### AIM OF THE TASK
Find the string "public" in the records. Copy every line it appears in.

### DATA TO USE

·····

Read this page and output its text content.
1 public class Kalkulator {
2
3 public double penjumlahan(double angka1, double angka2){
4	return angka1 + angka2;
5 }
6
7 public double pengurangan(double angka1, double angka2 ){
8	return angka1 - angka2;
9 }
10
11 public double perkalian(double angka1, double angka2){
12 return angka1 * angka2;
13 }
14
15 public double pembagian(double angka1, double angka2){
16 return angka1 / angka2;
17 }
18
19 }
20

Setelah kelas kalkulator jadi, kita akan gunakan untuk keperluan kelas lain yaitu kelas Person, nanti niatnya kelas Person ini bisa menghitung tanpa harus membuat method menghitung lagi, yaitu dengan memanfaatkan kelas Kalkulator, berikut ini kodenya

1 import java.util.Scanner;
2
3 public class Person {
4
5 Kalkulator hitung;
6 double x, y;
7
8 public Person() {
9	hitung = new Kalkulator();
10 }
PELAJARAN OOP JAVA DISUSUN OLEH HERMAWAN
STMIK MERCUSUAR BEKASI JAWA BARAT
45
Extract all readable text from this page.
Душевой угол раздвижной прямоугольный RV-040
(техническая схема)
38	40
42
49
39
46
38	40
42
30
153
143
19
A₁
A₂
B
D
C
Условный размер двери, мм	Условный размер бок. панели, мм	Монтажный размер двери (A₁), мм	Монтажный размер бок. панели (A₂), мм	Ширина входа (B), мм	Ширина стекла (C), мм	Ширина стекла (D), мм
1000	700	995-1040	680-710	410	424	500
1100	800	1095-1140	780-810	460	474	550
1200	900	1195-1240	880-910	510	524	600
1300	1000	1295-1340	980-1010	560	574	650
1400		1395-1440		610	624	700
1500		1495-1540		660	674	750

·····

### RESPONSE TO THIS TASK
1 public class Kalkulator {
3 public double penjumlahan(double angka1, double angka2){
7 public double pengurangan(double angka1, double angka2 ){
11 public double perkalian(double angka1, double angka2){
15 public double pembagian(double angka1, double angka2){
3 public class Person {
8 public Person() {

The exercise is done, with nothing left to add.